Objective:
Retype the material in full, keeping every word the same.

Supplied material:
######

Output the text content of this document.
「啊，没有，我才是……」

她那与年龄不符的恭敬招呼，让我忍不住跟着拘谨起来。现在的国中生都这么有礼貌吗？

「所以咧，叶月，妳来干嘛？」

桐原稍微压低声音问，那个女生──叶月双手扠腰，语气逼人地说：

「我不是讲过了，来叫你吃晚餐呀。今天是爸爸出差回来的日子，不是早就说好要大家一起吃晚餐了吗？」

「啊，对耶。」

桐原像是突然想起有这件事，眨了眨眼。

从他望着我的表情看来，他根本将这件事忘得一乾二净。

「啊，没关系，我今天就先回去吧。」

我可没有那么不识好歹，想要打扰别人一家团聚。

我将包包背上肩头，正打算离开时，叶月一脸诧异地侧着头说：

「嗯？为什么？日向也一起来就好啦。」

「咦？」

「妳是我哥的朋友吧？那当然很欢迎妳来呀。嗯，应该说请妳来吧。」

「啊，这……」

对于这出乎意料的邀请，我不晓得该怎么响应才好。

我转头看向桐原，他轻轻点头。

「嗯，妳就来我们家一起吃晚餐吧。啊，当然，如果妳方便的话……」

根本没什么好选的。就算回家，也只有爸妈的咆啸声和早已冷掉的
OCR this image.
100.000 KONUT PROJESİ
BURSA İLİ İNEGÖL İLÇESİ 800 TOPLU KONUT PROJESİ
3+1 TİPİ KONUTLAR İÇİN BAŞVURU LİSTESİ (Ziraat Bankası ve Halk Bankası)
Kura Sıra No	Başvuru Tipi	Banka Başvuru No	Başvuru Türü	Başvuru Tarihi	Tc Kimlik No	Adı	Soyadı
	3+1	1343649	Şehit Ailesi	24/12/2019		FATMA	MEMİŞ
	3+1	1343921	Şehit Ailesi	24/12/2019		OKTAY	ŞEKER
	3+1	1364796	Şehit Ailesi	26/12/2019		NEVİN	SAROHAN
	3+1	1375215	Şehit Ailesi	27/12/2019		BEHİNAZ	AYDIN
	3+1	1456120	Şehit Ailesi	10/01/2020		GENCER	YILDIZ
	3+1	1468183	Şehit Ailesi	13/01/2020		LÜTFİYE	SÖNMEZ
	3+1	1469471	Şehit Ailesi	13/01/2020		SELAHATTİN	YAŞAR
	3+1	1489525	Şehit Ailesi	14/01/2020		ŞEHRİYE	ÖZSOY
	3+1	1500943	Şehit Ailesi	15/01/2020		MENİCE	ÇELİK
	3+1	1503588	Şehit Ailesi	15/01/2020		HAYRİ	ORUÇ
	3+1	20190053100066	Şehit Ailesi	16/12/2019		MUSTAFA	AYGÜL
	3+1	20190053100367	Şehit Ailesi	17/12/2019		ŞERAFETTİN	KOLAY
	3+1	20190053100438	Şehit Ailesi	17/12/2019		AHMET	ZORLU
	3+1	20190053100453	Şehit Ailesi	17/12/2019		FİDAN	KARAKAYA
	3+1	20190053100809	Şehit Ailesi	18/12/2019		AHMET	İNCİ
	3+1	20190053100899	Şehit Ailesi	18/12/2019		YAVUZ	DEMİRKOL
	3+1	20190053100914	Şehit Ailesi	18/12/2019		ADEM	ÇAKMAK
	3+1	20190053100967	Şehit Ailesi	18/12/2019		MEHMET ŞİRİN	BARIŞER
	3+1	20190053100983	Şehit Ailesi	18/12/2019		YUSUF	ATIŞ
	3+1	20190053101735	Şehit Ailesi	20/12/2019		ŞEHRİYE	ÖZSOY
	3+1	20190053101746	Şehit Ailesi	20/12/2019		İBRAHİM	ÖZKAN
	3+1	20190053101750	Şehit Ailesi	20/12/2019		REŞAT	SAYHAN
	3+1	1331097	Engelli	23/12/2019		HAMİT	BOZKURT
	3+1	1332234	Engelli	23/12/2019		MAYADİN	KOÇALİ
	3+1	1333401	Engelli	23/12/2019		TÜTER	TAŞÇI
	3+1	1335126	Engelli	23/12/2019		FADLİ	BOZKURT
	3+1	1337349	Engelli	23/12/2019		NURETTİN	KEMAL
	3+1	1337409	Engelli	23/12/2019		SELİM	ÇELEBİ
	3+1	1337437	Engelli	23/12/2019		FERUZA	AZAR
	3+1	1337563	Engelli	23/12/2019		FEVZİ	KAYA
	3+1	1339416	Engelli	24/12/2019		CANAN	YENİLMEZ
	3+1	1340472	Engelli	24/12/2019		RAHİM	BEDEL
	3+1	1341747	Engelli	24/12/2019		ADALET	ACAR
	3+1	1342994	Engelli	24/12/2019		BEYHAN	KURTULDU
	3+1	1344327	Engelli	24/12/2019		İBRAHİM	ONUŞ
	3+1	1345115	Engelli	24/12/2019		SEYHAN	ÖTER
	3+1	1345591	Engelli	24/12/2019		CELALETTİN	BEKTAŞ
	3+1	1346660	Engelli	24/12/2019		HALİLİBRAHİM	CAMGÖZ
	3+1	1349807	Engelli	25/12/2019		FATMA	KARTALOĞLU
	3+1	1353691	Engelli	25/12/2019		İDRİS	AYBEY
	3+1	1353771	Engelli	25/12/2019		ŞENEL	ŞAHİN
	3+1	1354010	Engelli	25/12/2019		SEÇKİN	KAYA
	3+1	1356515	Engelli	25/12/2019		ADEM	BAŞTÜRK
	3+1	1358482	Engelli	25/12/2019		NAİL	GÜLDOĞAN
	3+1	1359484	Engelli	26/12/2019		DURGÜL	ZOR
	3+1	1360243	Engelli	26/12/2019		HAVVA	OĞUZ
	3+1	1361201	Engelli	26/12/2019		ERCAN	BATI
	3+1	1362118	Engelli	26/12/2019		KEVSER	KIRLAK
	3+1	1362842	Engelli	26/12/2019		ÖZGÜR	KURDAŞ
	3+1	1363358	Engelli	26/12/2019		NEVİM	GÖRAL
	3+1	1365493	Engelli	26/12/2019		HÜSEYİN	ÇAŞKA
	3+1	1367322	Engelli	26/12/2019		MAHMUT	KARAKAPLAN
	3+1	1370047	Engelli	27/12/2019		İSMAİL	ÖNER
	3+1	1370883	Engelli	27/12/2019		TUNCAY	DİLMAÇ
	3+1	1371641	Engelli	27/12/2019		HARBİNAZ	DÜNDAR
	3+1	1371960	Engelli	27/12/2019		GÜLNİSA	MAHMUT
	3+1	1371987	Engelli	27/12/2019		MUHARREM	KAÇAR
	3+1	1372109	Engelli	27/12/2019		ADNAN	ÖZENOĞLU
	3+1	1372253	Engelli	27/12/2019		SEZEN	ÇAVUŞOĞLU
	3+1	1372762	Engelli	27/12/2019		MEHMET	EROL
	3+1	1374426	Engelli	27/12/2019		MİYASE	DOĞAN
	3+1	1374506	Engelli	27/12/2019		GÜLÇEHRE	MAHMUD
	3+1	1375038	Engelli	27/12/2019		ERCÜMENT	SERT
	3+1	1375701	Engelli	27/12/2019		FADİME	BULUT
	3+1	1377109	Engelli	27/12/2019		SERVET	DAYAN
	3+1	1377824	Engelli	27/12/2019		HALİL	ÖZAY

######

Result of this task:
Output the text content of this document.
「啊，没有，我才是……」

她那与年龄不符的恭敬招呼，让我忍不住跟着拘谨起来。现在的国中生都这么有礼貌吗？

「所以咧，叶月，妳来干嘛？」

桐原稍微压低声音问，那个女生──叶月双手扠腰，语气逼人地说：

「我不是讲过了，来叫你吃晚餐呀。今天是爸爸出差回来的日子，不是早就说好要大家一起吃晚餐了吗？」

「啊，对耶。」

桐原像是突然想起有这件事，眨了眨眼。

从他望着我的表情看来，他根本将这件事忘得一乾二净。

「啊，没关系，我今天就先回去吧。」

我可没有那么不识好歹，想要打扰别人一家团聚。

我将包包背上肩头，正打算离开时，叶月一脸诧异地侧着头说：

「嗯？为什么？日向也一起来就好啦。」

「咦？」

「妳是我哥的朋友吧？那当然很欢迎妳来呀。嗯，应该说请妳来吧。」

「啊，这……」

对于这出乎意料的邀请，我不晓得该怎么响应才好。

我转头看向桐原，他轻轻点头。

「嗯，妳就来我们家一起吃晚餐吧。啊，当然，如果妳方便的话……」

根本没什么好选的。就算回家，也只有爸妈的咆啸声和早已冷掉的
OCR this image.
100.000 KONUT PROJESİ
BURSA İLİ İNEGÖL İLÇESİ 800 TOPLU KONUT PROJESİ
3+1 TİPİ KONUTLAR İÇİN BAŞVURU LİSTESİ (Ziraat Bankası ve Halk Bankası)
Kura Sıra No	Başvuru Tipi	Banka Başvuru No	Başvuru Türü	Başvuru Tarihi	Tc Kimlik No	Adı	Soyadı
	3+1	1343649	Şehit Ailesi	24/12/2019		FATMA	MEMİŞ
	3+1	1343921	Şehit Ailesi	24/12/2019		OKTAY	ŞEKER
	3+1	1364796	Şehit Ailesi	26/12/2019		NEVİN	SAROHAN
	3+1	1375215	Şehit Ailesi	27/12/2019		BEHİNAZ	AYDIN
	3+1	1456120	Şehit Ailesi	10/01/2020		GENCER	YILDIZ
	3+1	1468183	Şehit Ailesi	13/01/2020		LÜTFİYE	SÖNMEZ
	3+1	1469471	Şehit Ailesi	13/01/2020		SELAHATTİN	YAŞAR
	3+1	1489525	Şehit Ailesi	14/01/2020		ŞEHRİYE	ÖZSOY
	3+1	1500943	Şehit Ailesi	15/01/2020		MENİCE	ÇELİK
	3+1	1503588	Şehit Ailesi	15/01/2020		HAYRİ	ORUÇ
	3+1	20190053100066	Şehit Ailesi	16/12/2019		MUSTAFA	AYGÜL
	3+1	20190053100367	Şehit Ailesi	17/12/2019		ŞERAFETTİN	KOLAY
	3+1	20190053100438	Şehit Ailesi	17/12/2019		AHMET	ZORLU
	3+1	20190053100453	Şehit Ailesi	17/12/2019		FİDAN	KARAKAYA
	3+1	20190053100809	Şehit Ailesi	18/12/2019		AHMET	İNCİ
	3+1	20190053100899	Şehit Ailesi	18/12/2019		YAVUZ	DEMİRKOL
	3+1	20190053100914	Şehit Ailesi	18/12/2019		ADEM	ÇAKMAK
	3+1	20190053100967	Şehit Ailesi	18/12/2019		MEHMET ŞİRİN	BARIŞER
	3+1	20190053100983	Şehit Ailesi	18/12/2019		YUSUF	ATIŞ
	3+1	20190053101735	Şehit Ailesi	20/12/2019		ŞEHRİYE	ÖZSOY
	3+1	20190053101746	Şehit Ailesi	20/12/2019		İBRAHİM	ÖZKAN
	3+1	20190053101750	Şehit Ailesi	20/12/2019		REŞAT	SAYHAN
	3+1	1331097	Engelli	23/12/2019		HAMİT	BOZKURT
	3+1	1332234	Engelli	23/12/2019		MAYADİN	KOÇALİ
	3+1	1333401	Engelli	23/12/2019		TÜTER	TAŞÇI
	3+1	1335126	Engelli	23/12/2019		FADLİ	BOZKURT
	3+1	1337349	Engelli	23/12/2019		NURETTİN	KEMAL
	3+1	1337409	Engelli	23/12/2019		SELİM	ÇELEBİ
	3+1	1337437	Engelli	23/12/2019		FERUZA	AZAR
	3+1	1337563	Engelli	23/12/2019		FEVZİ	KAYA
	3+1	1339416	Engelli	24/12/2019		CANAN	YENİLMEZ
	3+1	1340472	Engelli	24/12/2019		RAHİM	BEDEL
	3+1	1341747	Engelli	24/12/2019		ADALET	ACAR
	3+1	1342994	Engelli	24/12/2019		BEYHAN	KURTULDU
	3+1	1344327	Engelli	24/12/2019		İBRAHİM	ONUŞ
	3+1	1345115	Engelli	24/12/2019		SEYHAN	ÖTER
	3+1	1345591	Engelli	24/12/2019		CELALETTİN	BEKTAŞ
	3+1	1346660	Engelli	24/12/2019		HALİLİBRAHİM	CAMGÖZ
	3+1	1349807	Engelli	25/12/2019		FATMA	KARTALOĞLU
	3+1	1353691	Engelli	25/12/2019		İDRİS	AYBEY
	3+1	1353771	Engelli	25/12/2019		ŞENEL	ŞAHİN
	3+1	1354010	Engelli	25/12/2019		SEÇKİN	KAYA
	3+1	1356515	Engelli	25/12/2019		ADEM	BAŞTÜRK
	3+1	1358482	Engelli	25/12/2019		NAİL	GÜLDOĞAN
	3+1	1359484	Engelli	26/12/2019		DURGÜL	ZOR
	3+1	1360243	Engelli	26/12/2019		HAVVA	OĞUZ
	3+1	1361201	Engelli	26/12/2019		ERCAN	BATI
	3+1	1362118	Engelli	26/12/2019		KEVSER	KIRLAK
	3+1	1362842	Engelli	26/12/2019		ÖZGÜR	KURDAŞ
	3+1	1363358	Engelli	26/12/2019		NEVİM	GÖRAL
	3+1	1365493	Engelli	26/12/2019		HÜSEYİN	ÇAŞKA
	3+1	1367322	Engelli	26/12/2019		MAHMUT	KARAKAPLAN
	3+1	1370047	Engelli	27/12/2019		İSMAİL	ÖNER
	3+1	1370883	Engelli	27/12/2019		TUNCAY	DİLMAÇ
	3+1	1371641	Engelli	27/12/2019		HARBİNAZ	DÜNDAR
	3+1	1371960	Engelli	27/12/2019		GÜLNİSA	MAHMUT
	3+1	1371987	Engelli	27/12/2019		MUHARREM	KAÇAR
	3+1	1372109	Engelli	27/12/2019		ADNAN	ÖZENOĞLU
	3+1	1372253	Engelli	27/12/2019		SEZEN	ÇAVUŞOĞLU
	3+1	1372762	Engelli	27/12/2019		MEHMET	EROL
	3+1	1374426	Engelli	27/12/2019		MİYASE	DOĞAN
	3+1	1374506	Engelli	27/12/2019		GÜLÇEHRE	MAHMUD
	3+1	1375038	Engelli	27/12/2019		ERCÜMENT	SERT
	3+1	1375701	Engelli	27/12/2019		FADİME	BULUT
	3+1	1377109	Engelli	27/12/2019		SERVET	DAYAN
	3+1	1377824	Engelli	27/12/2019		HALİL	ÖZAY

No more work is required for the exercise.